## SET PROBLEM
Which lines below hold the word "Crime"? Report each one.

Data excerpts
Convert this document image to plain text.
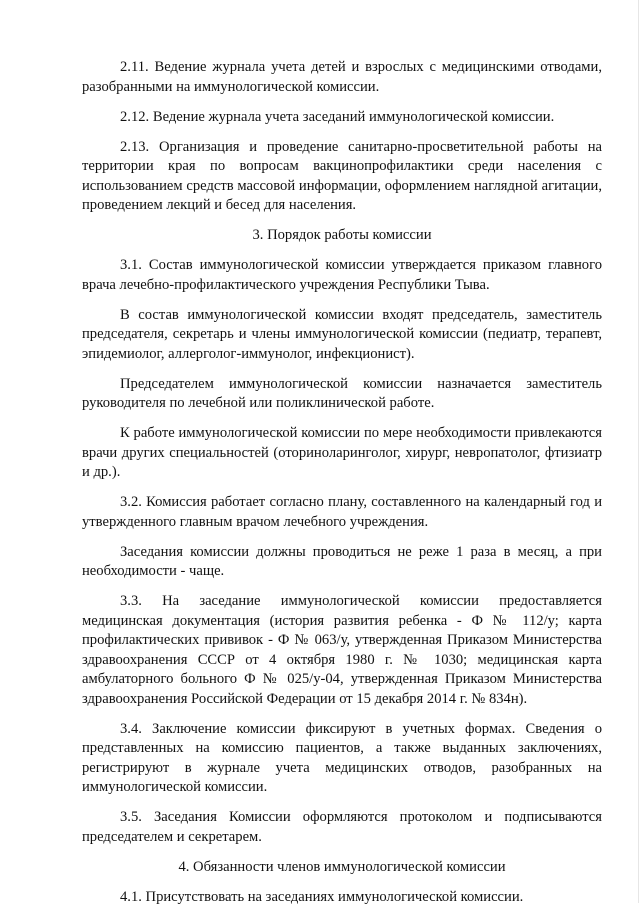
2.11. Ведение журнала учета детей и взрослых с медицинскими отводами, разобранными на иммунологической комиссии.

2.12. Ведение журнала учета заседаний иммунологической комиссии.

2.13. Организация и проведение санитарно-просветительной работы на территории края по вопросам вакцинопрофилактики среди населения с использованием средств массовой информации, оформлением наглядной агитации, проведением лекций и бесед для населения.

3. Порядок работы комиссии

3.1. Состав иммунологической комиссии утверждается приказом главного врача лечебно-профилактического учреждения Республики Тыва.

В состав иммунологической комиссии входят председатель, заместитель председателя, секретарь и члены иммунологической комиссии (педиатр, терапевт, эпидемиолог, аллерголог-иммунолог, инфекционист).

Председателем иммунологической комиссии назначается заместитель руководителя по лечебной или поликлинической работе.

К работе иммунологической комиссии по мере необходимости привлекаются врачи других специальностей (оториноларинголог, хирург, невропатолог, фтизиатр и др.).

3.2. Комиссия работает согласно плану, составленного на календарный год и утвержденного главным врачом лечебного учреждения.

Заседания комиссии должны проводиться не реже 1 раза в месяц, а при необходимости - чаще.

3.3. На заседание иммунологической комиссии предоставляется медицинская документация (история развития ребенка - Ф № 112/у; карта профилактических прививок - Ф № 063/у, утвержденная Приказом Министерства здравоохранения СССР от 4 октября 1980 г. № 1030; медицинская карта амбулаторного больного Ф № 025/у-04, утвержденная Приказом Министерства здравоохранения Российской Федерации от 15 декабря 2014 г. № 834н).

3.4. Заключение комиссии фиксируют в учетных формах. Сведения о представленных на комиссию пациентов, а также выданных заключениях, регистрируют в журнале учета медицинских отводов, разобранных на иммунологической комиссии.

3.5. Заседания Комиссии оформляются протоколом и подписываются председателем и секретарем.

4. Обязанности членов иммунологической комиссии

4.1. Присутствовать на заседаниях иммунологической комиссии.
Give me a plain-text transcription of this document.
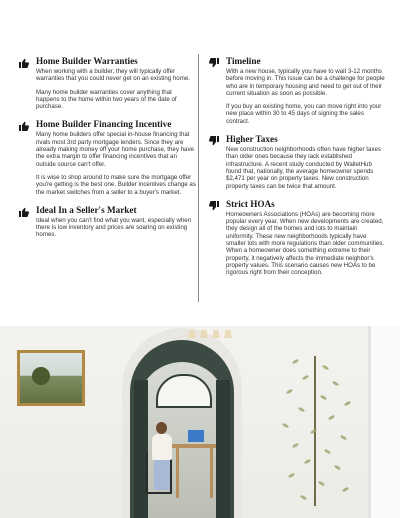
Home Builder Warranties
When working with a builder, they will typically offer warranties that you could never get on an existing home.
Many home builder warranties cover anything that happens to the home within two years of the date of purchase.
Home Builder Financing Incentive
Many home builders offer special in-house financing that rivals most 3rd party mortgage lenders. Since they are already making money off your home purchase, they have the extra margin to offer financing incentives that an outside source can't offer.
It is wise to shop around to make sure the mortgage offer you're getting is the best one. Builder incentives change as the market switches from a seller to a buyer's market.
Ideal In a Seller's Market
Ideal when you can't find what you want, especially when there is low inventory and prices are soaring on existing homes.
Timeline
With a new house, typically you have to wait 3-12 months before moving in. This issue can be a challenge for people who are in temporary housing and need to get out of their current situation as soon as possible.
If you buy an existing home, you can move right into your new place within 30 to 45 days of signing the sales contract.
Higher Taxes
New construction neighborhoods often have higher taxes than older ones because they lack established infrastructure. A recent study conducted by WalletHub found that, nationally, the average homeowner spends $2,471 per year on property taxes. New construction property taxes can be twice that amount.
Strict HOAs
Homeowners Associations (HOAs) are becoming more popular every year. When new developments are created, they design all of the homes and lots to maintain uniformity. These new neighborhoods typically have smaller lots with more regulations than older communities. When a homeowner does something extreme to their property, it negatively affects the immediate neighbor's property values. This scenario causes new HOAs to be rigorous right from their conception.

---

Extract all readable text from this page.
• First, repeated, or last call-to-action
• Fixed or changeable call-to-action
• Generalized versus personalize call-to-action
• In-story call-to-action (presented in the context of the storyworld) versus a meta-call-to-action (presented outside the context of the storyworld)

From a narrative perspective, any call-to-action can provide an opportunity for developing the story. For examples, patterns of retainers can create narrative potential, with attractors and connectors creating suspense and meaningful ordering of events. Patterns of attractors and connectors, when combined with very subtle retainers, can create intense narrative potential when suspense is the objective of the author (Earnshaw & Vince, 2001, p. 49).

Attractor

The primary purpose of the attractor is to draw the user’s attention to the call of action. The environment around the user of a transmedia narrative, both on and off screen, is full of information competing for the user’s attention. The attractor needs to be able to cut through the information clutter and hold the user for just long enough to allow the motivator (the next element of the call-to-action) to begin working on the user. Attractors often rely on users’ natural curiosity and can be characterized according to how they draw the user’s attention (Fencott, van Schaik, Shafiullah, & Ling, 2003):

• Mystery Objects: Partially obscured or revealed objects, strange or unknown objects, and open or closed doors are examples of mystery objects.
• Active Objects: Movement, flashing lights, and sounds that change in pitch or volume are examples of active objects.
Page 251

--

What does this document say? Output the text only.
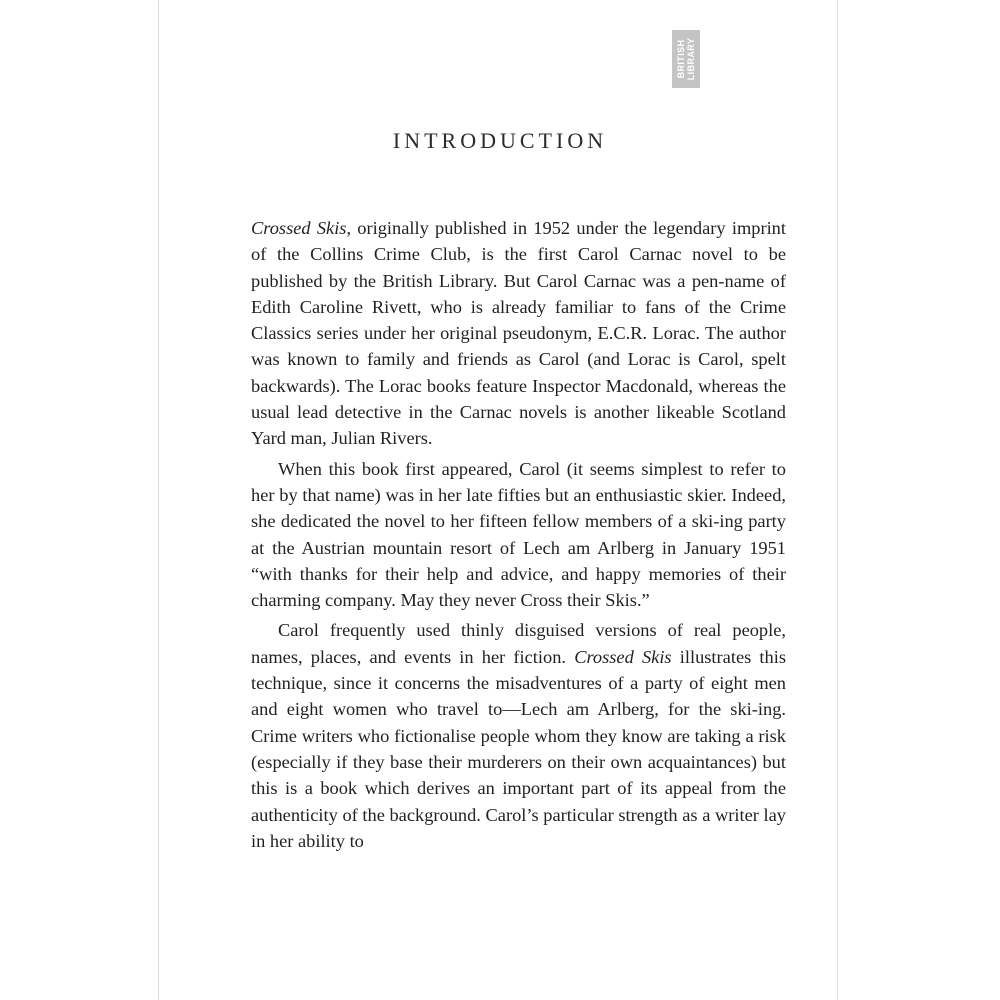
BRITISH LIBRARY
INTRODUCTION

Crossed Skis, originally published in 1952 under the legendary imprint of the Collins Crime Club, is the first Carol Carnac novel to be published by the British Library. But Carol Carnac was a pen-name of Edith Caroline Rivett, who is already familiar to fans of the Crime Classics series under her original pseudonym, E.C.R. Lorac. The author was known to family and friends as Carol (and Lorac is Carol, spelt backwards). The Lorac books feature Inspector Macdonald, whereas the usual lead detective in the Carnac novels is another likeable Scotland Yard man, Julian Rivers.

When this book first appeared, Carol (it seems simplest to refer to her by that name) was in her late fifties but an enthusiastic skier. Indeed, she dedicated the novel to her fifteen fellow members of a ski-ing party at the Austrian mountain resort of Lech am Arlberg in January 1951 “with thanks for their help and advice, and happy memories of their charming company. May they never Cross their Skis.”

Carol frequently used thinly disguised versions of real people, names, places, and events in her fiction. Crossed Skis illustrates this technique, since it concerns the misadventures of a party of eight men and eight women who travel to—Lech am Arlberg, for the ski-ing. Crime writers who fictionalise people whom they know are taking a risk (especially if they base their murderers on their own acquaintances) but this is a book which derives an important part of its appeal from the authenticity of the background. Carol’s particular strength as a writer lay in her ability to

## ANSWER FOR THE TASK
Crossed Skis, originally published in 1952 under the legendary imprint of the Collins Crime Club, is the first Carol Carnac novel to be published by the British Library. But Carol Carnac was a pen-name of Edith Caroline Rivett, who is already familiar to fans of the Crime Classics series under her original pseudonym, E.C.R. Lorac. The author was known to family and friends as Carol (and Lorac is Carol, spelt backwards). The Lorac books feature Inspector Macdonald, whereas the usual lead detective in the Carnac novels is another likeable Scotland Yard man, Julian Rivers.
Carol frequently used thinly disguised versions of real people, names, places, and events in her fiction. Crossed Skis illustrates this technique, since it concerns the misadventures of a party of eight men and eight women who travel to—Lech am Arlberg, for the ski-ing. Crime writers who fictionalise people whom they know are taking a risk (especially if they base their murderers on their own acquaintances) but this is a book which derives an important part of its appeal from the authenticity of the background. Carol’s particular strength as a writer lay in her ability to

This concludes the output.